- Given request 1:
In the forum thread on deprecating object_id, what uniqueness guarantees does System.identityHashCode make?

- Passage provided:
Issue #15408 has been updated by headius (Charles Nutter).


I'm glad most of us are in agreement about _id2ref!

> object_id ... is idempotent,

Yeah you're right here...I realize the lack of idempotency applies to using it in _id2ref, since it will eventually return a different result over time, but a given object currently does maintain a consistent object_id.

>> and no two active objects will share an id.

> That's the same as System.identityHashCode().

System.identityHashCode makes no uniqueness guarantees at all. It's absolutely possible for two objects to have the same identityHashCode, especially because it's only a 32-bit signed integer.

object_id guarantees uniqueness against other currently-alive objects, since it's the pointer to each object.

I mentioned above, I'd be mostly satisfied if object_id were reduced to an identity hash code OR if it were generated and guaranteed unique to the lifetime run of the process. It's somewhere in the middle right now and that's where the problems come from.

> I wonder how _id2ref works in MRI if objects are moved by the GC

ko1 and tenderlove know current status of this, but up until recently no objects were moved in MRI ever. Now with generational GC and compaction, they'll absolutely be moved around, so object_id *must* change, regardless of how much people love it the way it is. The two options I've spelled out are reasonable alternatives.

At this point, my main concern is having it be called anything like "ID" without uniqueness.

If it remains "object_id" I think it needs to use the monotonically-increasing value.

If it will be reduced to an identity hashcode, it should not be named "object_id". "identity_hash" (mirrors its use in Hash) or something similar would be better/more accurate/more descriptive.

----------------------------------------
Feature #15408: Deprecate object_id and _id2ref
https://bugs.ruby-lang.org/issues/15408#change-75666

* Author: headius (Charles Nutter)
* Status: Open
* Priority: Normal
* Assignee: 
* Target version: 
----------------------------------------
Ruby currently provides the object_id method to get a "identifier" for a given object. According to the documentation, this ID is the same for every object_id call against a given object, and guaranteed not to be the same as any other active (i.e. alive) object. However, no guarantee is made about the ID being reused for a future object after the original has been garbage collected.

As a result, object_id can't be used to uniquely identify any object that might be garbage collected, since that ID may be associated with a completely different object in the future.

- Raw data:
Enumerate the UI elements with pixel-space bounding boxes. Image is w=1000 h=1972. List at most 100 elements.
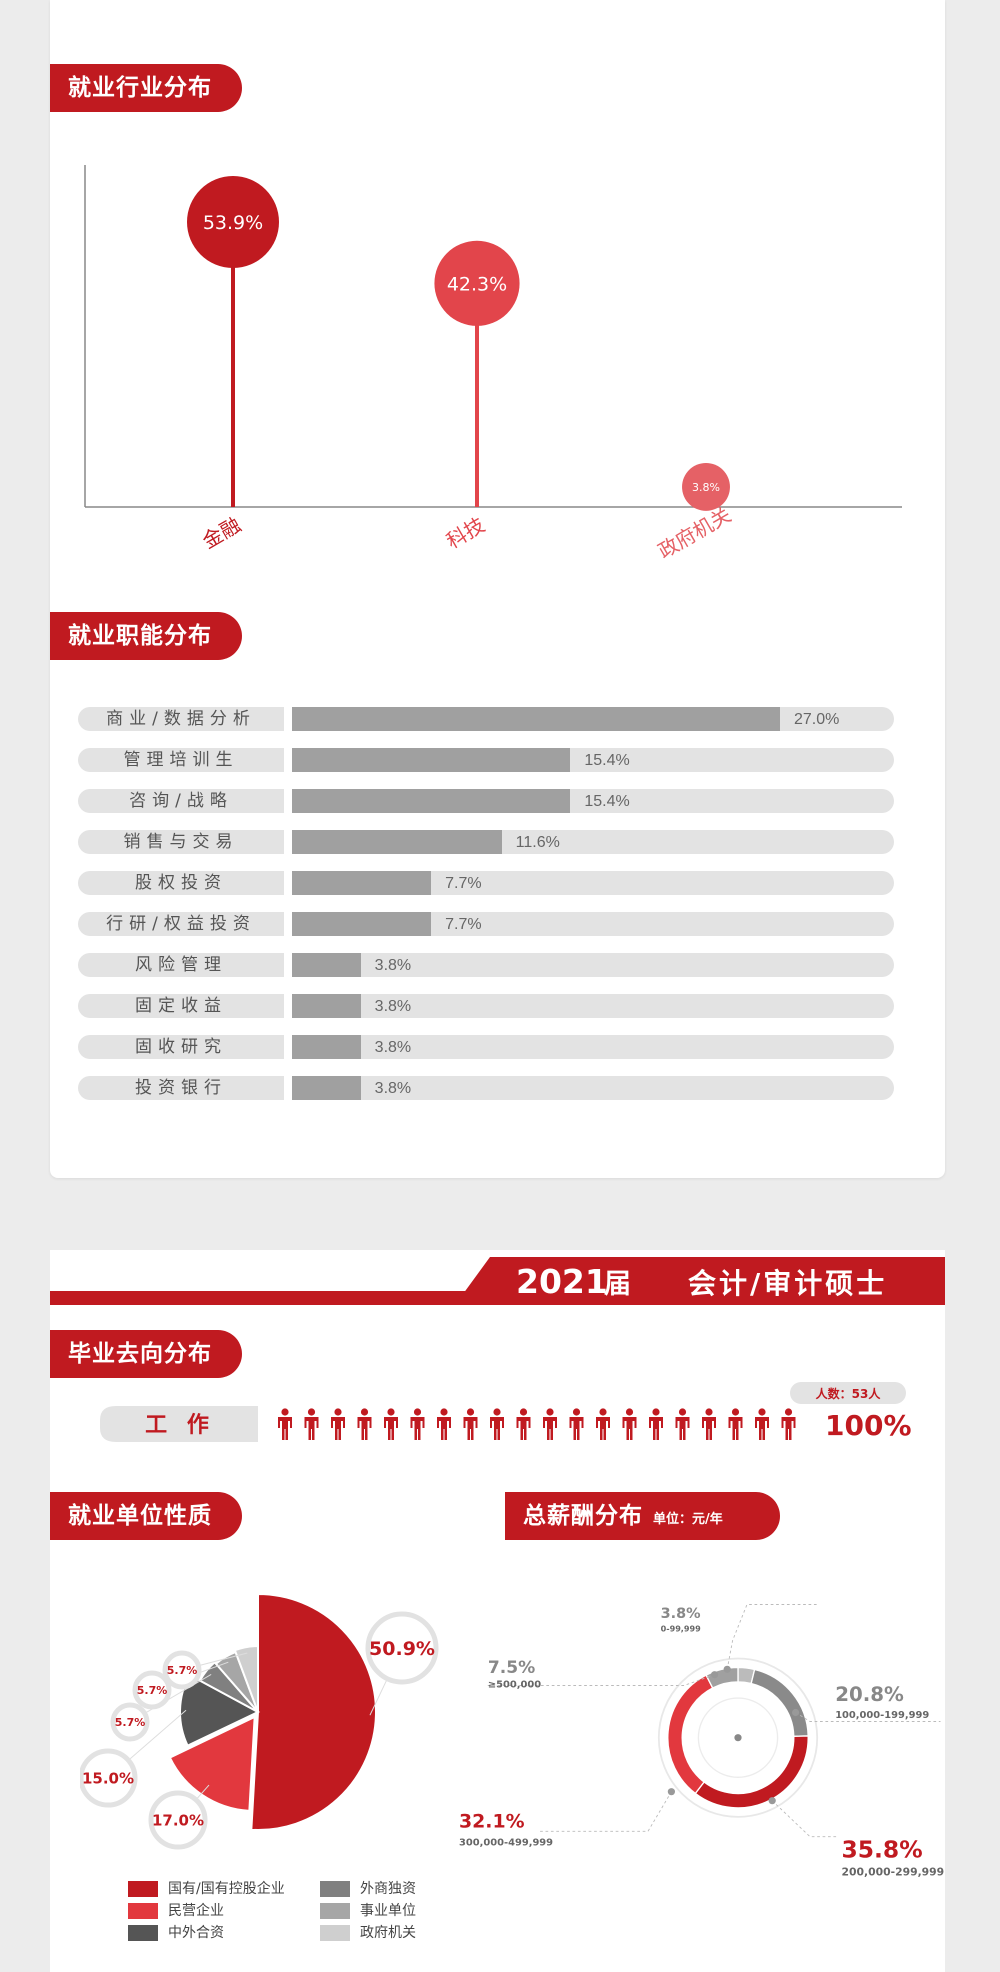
person-icon xyxy=(622,1408,637,1440)
industry-lollipop-chart: 53.9% 金融 42.3% 科技 3.8% 政府机关 xyxy=(84,165,902,563)
function-label: 股权投资 xyxy=(78,871,284,895)
function-row: 固收研究 3.8% xyxy=(78,1035,898,1059)
function-bar xyxy=(292,707,780,731)
function-row: 固定收益 3.8% xyxy=(78,994,898,1018)
salary-section-title: 总薪酬分布 单位：元/年 xyxy=(505,1492,780,1540)
person-icon xyxy=(569,1408,584,1440)
destination-section-title: 毕业去向分布 xyxy=(50,1330,242,1378)
function-bar xyxy=(292,748,571,772)
program-banner: 2021 届 会计/审计硕士 xyxy=(50,1257,945,1305)
donut-marker-3 xyxy=(667,1788,675,1796)
pie-callout-0 xyxy=(365,1611,439,1685)
legend-item: 民营企业 xyxy=(128,1902,308,1920)
legend-swatch xyxy=(320,1903,350,1919)
function-value: 27.0% xyxy=(794,711,840,728)
pie-label-4: 5.7% xyxy=(137,1684,168,1697)
person-icon xyxy=(304,1408,319,1440)
person-icon xyxy=(357,1408,372,1440)
person-icon xyxy=(278,1408,292,1440)
function-track: 27.0% xyxy=(292,707,894,731)
function-value: 3.8% xyxy=(374,1080,412,1097)
function-row: 投资银行 3.8% xyxy=(78,1076,898,1100)
function-bar xyxy=(292,1035,361,1059)
industry-category-0: 金融 xyxy=(198,513,245,554)
function-value: 3.8% xyxy=(374,998,412,1015)
industry-bubble-2 xyxy=(682,462,730,511)
donut-outer-ring xyxy=(657,1657,819,1818)
legend-swatch xyxy=(320,1881,350,1897)
legend-label: 民营企业 xyxy=(168,1903,224,1919)
legend-item: 国有/国有控股企业 xyxy=(128,1880,308,1898)
donut-category-0: 0-99,999 xyxy=(661,1624,702,1634)
donut-category-1: 100,000-199,999 xyxy=(835,1710,929,1721)
donut-leader-3 xyxy=(540,1791,672,1832)
salary-title-text: 总薪酬分布 xyxy=(523,1503,643,1529)
function-row: 咨询/战略 15.4% xyxy=(78,789,898,813)
destination-percent: 100% xyxy=(825,1409,912,1442)
legend-label: 政府机关 xyxy=(360,1925,416,1941)
pie-slice-1 xyxy=(168,1715,256,1812)
function-label: 固收研究 xyxy=(78,1035,284,1059)
pie-callout-3 xyxy=(110,1702,150,1742)
person-icon xyxy=(384,1408,398,1440)
function-value: 7.7% xyxy=(445,916,482,933)
count-label: 人数：53人 xyxy=(816,1386,882,1401)
donut-leader-1 xyxy=(795,1712,941,1722)
person-icon xyxy=(781,1408,796,1440)
donut-value-2: 35.8% xyxy=(842,1835,923,1863)
unit-pie-chart: 50.9% 17.0% 15.0% 5.7% 5.7% 5.7% xyxy=(80,1592,439,1850)
legend-label: 事业单位 xyxy=(360,1903,416,1919)
legend-label: 国有/国有控股企业 xyxy=(168,1881,285,1897)
pie-label-5: 5.7% xyxy=(167,1664,198,1677)
legend-swatch xyxy=(128,1925,158,1941)
donut-leader-0 xyxy=(726,1604,819,1670)
donut-marker-4 xyxy=(711,1671,719,1679)
function-track: 15.4% xyxy=(292,789,894,813)
legend-item: 政府机关 xyxy=(320,1924,500,1942)
person-icon xyxy=(702,1408,716,1440)
donut-category-3: 300,000-499,999 xyxy=(459,1838,553,1849)
banner-program: 会计/审计硕士 xyxy=(688,1267,887,1300)
function-track: 3.8% xyxy=(292,1035,894,1059)
person-icon xyxy=(596,1408,610,1440)
pie-callout-1 xyxy=(148,1790,208,1850)
donut-value-1: 20.8% xyxy=(835,1683,904,1706)
function-bar xyxy=(292,994,361,1018)
donut-leader-4 xyxy=(487,1674,715,1686)
function-value: 7.7% xyxy=(445,875,482,892)
function-section-title: 就业职能分布 xyxy=(50,612,242,660)
legend-item: 中外合资 xyxy=(128,1924,308,1942)
banner-year: 2021 xyxy=(516,1262,608,1301)
industry-bubble-0 xyxy=(187,176,279,268)
person-icon xyxy=(728,1408,743,1440)
function-label: 投资银行 xyxy=(78,1076,284,1100)
banner-tab xyxy=(455,1257,945,1305)
donut-leader-2 xyxy=(771,1800,837,1838)
work-label: 工 作 xyxy=(145,1413,215,1438)
destination-row: 人数：53人 工 作 100% xyxy=(100,1382,912,1442)
function-bar xyxy=(292,1076,361,1100)
person-icon xyxy=(463,1408,478,1440)
donut-segment-3 xyxy=(667,1674,714,1795)
function-track: 3.8% xyxy=(292,1076,894,1100)
donut-value-0: 3.8% xyxy=(661,1606,701,1622)
legend-swatch xyxy=(128,1881,158,1897)
pie-callout-2 xyxy=(80,1748,138,1808)
legend-label: 外商独资 xyxy=(360,1881,416,1897)
function-label: 商业/数据分析 xyxy=(78,707,284,731)
industry-value-label-0: 53.9% xyxy=(203,212,263,234)
person-icon xyxy=(516,1408,531,1440)
person-icon xyxy=(490,1408,504,1440)
function-row: 股权投资 7.7% xyxy=(78,871,898,895)
function-track: 7.7% xyxy=(292,912,894,936)
pie-slice-0 xyxy=(250,1592,377,1831)
function-value: 11.6% xyxy=(515,834,560,851)
pie-label-3: 5.7% xyxy=(115,1716,146,1729)
salary-unit-text: 单位：元/年 xyxy=(653,1512,723,1527)
donut-value-3: 32.1% xyxy=(459,1811,525,1833)
function-bar xyxy=(292,830,502,854)
legend-swatch xyxy=(128,1903,158,1919)
person-icon xyxy=(543,1408,557,1440)
people-icon-row xyxy=(278,1408,796,1440)
donut-inner-ring xyxy=(697,1697,779,1778)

- Given request 2:
Set down the lines of the records verbatim, beginning at the line that has "person-icon xyxy=(622,1408,637,1440)" and stopping after the line that has "function-value: 27.0% xyxy=(794,711,840,728)".

- Task output 1:
None at all.

- Task output 2:
person-icon xyxy=(622,1408,637,1440)
industry-lollipop-chart: 53.9% 金融 42.3% 科技 3.8% 政府机关 xyxy=(84,165,902,563)
function-label: 股权投资 xyxy=(78,871,284,895)
function-row: 固收研究 3.8% xyxy=(78,1035,898,1059)
function-bar xyxy=(292,707,780,731)
function-row: 固定收益 3.8% xyxy=(78,994,898,1018)
salary-section-title: 总薪酬分布 单位：元/年 xyxy=(505,1492,780,1540)
person-icon xyxy=(569,1408,584,1440)
destination-section-title: 毕业去向分布 xyxy=(50,1330,242,1378)
function-bar xyxy=(292,748,571,772)
program-banner: 2021 届 会计/审计硕士 xyxy=(50,1257,945,1305)
donut-marker-3 xyxy=(667,1788,675,1796)
pie-callout-0 xyxy=(365,1611,439,1685)
legend-item: 民营企业 xyxy=(128,1902,308,1920)
legend-swatch xyxy=(320,1903,350,1919)
function-value: 27.0% xyxy=(794,711,840,728)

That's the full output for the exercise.